— DESCRIPTION OF THE TASK —
Extract the lines that hold the string "предусмотрены".

:: PROVIDED RECORDS

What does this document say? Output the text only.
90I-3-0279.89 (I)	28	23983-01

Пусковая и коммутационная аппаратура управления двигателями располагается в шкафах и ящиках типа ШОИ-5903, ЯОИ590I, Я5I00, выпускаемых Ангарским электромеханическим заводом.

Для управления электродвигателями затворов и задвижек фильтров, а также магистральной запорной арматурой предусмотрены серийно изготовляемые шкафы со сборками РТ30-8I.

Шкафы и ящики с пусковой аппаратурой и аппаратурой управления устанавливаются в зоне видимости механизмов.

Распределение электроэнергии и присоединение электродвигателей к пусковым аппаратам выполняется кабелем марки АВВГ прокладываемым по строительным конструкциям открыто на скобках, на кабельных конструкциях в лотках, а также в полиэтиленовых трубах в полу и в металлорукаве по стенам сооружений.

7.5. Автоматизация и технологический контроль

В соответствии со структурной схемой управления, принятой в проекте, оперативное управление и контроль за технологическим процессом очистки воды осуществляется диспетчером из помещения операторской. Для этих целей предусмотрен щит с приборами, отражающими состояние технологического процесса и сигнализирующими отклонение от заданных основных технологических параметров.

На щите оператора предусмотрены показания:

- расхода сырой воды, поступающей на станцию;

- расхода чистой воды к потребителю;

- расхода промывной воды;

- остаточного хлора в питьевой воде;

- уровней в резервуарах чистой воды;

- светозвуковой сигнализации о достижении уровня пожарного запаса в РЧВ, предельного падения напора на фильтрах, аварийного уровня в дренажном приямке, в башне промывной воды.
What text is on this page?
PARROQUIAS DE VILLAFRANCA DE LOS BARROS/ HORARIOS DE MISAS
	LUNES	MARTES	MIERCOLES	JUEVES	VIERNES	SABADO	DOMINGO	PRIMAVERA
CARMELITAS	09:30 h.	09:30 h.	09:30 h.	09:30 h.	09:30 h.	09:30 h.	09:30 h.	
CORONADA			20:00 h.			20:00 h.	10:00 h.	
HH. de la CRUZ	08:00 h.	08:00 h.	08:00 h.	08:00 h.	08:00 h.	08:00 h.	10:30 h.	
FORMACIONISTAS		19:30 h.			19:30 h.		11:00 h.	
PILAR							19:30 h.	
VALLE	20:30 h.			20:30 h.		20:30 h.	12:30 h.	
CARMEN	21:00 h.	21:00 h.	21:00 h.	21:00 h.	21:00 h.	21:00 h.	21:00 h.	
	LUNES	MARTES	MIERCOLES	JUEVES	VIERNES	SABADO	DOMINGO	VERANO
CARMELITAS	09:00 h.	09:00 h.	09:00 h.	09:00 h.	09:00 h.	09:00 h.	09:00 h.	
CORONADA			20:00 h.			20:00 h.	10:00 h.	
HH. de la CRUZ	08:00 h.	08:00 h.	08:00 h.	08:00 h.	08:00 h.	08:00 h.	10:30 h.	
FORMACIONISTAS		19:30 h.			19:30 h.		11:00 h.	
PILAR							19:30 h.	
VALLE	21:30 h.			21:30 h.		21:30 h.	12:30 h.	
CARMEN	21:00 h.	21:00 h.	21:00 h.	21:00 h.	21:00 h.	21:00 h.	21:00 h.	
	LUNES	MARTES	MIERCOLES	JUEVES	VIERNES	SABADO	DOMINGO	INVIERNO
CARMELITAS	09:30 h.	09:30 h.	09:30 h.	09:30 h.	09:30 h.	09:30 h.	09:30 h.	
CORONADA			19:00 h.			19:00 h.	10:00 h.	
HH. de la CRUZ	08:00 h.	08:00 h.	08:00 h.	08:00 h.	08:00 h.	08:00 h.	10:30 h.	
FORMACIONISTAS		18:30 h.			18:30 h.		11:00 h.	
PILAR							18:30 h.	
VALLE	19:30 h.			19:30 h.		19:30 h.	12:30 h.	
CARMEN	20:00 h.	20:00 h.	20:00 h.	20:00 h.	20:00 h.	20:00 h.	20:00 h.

::::

— RESPONSE TO THIS EXERCISE —
Для управления электродвигателями затворов и задвижек фильтров, а также магистральной запорной арматурой предусмотрены серийно изготовляемые шкафы со сборками РТ30-8I.
На щите оператора предусмотрены показания:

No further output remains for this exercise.